* **SET EXERCISE**
Find and copy each line of the records where the string "JSON" shows up.

* **INPUT**
....................

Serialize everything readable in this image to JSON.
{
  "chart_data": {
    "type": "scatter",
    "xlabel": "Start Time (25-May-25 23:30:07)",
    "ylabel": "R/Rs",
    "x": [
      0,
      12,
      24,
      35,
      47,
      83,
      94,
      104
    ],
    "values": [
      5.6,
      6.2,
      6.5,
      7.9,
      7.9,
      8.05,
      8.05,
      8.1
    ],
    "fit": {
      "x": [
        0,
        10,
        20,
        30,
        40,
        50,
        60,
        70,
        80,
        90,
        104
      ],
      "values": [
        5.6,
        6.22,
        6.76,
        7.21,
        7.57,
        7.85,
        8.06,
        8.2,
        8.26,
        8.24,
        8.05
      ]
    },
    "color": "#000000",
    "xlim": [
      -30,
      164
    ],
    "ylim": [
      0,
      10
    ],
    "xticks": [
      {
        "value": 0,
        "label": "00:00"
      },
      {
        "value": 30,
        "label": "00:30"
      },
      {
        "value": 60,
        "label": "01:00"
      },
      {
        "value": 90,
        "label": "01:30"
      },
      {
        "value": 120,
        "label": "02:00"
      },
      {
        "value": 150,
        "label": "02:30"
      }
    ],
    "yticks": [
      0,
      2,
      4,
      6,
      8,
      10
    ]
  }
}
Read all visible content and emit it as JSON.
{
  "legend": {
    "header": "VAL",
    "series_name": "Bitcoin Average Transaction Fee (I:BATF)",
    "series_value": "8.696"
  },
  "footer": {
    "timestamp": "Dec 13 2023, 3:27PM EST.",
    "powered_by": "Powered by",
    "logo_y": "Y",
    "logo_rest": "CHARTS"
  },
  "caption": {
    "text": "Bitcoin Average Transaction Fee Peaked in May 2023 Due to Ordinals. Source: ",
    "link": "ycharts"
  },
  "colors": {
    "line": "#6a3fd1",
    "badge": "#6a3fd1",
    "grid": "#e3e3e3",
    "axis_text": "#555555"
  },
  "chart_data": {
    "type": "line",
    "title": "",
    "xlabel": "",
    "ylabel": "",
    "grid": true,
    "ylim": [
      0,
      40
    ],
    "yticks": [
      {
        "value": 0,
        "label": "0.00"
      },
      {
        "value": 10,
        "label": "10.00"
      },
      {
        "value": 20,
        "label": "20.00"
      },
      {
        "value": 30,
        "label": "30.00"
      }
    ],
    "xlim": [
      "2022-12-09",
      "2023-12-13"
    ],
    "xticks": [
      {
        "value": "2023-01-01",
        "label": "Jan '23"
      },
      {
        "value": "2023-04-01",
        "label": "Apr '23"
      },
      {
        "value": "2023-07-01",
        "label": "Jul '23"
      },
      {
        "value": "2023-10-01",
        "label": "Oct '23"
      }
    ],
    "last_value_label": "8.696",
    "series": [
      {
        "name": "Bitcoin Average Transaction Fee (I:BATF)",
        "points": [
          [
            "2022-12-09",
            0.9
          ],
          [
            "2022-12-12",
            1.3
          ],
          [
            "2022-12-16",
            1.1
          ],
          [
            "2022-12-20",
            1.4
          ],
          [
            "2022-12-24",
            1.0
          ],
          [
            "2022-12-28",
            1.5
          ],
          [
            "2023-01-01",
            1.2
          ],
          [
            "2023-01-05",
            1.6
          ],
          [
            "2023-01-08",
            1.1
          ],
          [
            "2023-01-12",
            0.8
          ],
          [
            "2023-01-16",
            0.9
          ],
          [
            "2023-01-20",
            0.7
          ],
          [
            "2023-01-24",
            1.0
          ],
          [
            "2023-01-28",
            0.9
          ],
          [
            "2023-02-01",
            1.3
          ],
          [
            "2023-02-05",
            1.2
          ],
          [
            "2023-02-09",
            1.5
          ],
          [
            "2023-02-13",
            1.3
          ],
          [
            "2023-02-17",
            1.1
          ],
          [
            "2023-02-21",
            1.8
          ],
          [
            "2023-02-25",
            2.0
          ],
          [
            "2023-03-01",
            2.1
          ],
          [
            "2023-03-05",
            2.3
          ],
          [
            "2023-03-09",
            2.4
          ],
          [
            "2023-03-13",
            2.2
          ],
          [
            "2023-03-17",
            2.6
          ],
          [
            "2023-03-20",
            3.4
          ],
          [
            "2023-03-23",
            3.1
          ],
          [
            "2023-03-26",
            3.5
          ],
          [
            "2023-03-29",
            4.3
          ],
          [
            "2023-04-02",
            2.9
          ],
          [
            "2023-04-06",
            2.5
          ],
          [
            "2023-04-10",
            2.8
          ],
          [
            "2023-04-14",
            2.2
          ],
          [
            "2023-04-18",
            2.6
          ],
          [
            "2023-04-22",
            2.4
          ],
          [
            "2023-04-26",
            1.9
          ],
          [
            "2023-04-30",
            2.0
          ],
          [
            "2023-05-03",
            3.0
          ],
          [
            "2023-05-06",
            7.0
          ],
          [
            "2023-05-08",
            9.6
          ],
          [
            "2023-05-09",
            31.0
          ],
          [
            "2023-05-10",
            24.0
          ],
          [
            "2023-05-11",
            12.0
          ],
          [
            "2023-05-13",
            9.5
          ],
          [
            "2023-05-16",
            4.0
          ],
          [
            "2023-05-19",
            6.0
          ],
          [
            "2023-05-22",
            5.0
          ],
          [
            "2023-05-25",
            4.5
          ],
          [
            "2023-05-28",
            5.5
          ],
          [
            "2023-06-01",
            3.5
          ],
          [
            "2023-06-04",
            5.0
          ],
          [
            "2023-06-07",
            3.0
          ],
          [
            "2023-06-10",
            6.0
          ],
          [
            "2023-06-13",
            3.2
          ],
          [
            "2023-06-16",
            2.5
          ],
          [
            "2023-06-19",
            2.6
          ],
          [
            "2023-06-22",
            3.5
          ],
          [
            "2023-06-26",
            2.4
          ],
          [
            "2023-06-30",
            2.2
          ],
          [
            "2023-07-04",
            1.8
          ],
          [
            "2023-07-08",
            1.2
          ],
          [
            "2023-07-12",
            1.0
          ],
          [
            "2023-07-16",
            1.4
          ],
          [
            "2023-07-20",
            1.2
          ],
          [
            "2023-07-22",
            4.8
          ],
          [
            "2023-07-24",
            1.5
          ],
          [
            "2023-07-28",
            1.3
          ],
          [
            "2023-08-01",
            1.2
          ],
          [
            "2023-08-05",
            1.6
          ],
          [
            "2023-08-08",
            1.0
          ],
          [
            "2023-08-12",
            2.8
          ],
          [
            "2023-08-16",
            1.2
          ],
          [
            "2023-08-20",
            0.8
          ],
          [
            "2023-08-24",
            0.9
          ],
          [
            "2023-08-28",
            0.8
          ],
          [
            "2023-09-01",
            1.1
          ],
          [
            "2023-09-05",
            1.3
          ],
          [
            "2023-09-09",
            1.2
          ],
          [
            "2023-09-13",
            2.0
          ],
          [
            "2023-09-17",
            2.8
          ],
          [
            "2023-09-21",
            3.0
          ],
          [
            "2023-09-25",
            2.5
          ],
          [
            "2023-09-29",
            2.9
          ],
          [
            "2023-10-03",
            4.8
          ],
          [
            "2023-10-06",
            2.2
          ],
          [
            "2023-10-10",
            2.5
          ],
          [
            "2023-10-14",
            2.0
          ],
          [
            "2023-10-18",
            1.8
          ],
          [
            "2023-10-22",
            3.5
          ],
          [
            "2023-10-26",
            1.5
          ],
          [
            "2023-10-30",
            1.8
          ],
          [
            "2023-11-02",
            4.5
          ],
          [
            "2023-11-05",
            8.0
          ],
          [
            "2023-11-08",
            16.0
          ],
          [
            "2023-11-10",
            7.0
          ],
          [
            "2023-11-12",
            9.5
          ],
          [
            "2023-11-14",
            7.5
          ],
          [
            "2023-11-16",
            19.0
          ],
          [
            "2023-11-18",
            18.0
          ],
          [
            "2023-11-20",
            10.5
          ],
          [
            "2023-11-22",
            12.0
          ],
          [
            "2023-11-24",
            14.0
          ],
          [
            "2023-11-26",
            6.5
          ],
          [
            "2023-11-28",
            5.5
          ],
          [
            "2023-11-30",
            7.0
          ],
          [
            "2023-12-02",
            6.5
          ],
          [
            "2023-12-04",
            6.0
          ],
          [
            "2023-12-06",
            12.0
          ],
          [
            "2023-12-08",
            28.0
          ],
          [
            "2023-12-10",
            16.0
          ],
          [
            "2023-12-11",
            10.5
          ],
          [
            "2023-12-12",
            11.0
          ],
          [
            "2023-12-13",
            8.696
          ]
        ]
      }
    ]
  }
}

....................

* **WRITTEN RESPONSE**
Serialize everything readable in this image to JSON.
Read all visible content and emit it as JSON.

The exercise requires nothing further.